Dataset rows of page text
BEGIN

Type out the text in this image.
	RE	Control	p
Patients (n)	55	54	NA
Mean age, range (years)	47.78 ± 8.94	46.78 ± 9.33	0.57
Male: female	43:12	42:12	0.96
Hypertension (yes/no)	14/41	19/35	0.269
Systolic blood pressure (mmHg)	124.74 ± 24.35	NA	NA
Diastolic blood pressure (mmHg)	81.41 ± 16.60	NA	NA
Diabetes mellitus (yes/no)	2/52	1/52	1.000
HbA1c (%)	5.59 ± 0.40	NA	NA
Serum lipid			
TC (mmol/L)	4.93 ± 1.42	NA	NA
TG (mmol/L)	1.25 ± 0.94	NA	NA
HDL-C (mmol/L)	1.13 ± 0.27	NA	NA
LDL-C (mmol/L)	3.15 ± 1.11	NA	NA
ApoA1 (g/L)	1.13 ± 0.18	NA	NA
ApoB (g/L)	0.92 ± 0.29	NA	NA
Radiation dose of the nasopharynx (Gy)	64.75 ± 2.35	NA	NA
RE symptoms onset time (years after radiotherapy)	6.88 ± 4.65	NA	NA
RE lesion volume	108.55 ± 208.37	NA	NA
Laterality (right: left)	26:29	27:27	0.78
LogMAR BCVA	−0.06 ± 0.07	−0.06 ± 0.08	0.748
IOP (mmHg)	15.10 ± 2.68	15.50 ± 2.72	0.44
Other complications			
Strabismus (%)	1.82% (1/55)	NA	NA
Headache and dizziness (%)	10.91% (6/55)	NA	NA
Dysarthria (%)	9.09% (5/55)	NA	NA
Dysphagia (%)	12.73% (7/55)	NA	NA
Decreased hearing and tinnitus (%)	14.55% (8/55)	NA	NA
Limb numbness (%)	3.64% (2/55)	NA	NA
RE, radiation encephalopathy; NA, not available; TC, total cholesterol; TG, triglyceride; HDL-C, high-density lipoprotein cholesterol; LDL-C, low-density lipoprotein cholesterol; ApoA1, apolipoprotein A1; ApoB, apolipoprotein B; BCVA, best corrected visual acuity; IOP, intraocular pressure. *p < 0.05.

END

> **REQUIRED WORK**: The entries above must be output exactly, with every line preserved.

> **WRITTEN SOLUTION**:
Type out the text in this image.
	RE	Control	p
Patients (n)	55	54	NA
Mean age, range (years)	47.78 ± 8.94	46.78 ± 9.33	0.57
Male: female	43:12	42:12	0.96
Hypertension (yes/no)	14/41	19/35	0.269
Systolic blood pressure (mmHg)	124.74 ± 24.35	NA	NA
Diastolic blood pressure (mmHg)	81.41 ± 16.60	NA	NA
Diabetes mellitus (yes/no)	2/52	1/52	1.000
HbA1c (%)	5.59 ± 0.40	NA	NA
Serum lipid			
TC (mmol/L)	4.93 ± 1.42	NA	NA
TG (mmol/L)	1.25 ± 0.94	NA	NA
HDL-C (mmol/L)	1.13 ± 0.27	NA	NA
LDL-C (mmol/L)	3.15 ± 1.11	NA	NA
ApoA1 (g/L)	1.13 ± 0.18	NA	NA
ApoB (g/L)	0.92 ± 0.29	NA	NA
Radiation dose of the nasopharynx (Gy)	64.75 ± 2.35	NA	NA
RE symptoms onset time (years after radiotherapy)	6.88 ± 4.65	NA	NA
RE lesion volume	108.55 ± 208.37	NA	NA
Laterality (right: left)	26:29	27:27	0.78
LogMAR BCVA	−0.06 ± 0.07	−0.06 ± 0.08	0.748
IOP (mmHg)	15.10 ± 2.68	15.50 ± 2.72	0.44
Other complications			
Strabismus (%)	1.82% (1/55)	NA	NA
Headache and dizziness (%)	10.91% (6/55)	NA	NA
Dysarthria (%)	9.09% (5/55)	NA	NA
Dysphagia (%)	12.73% (7/55)	NA	NA
Decreased hearing and tinnitus (%)	14.55% (8/55)	NA	NA
Limb numbness (%)	3.64% (2/55)	NA	NA
RE, radiation encephalopathy; NA, not available; TC, total cholesterol; TG, triglyceride; HDL-C, high-density lipoprotein cholesterol; LDL-C, low-density lipoprotein cholesterol; ApoA1, apolipoprotein A1; ApoB, apolipoprotein B; BCVA, best corrected visual acuity; IOP, intraocular pressure. *p < 0.05.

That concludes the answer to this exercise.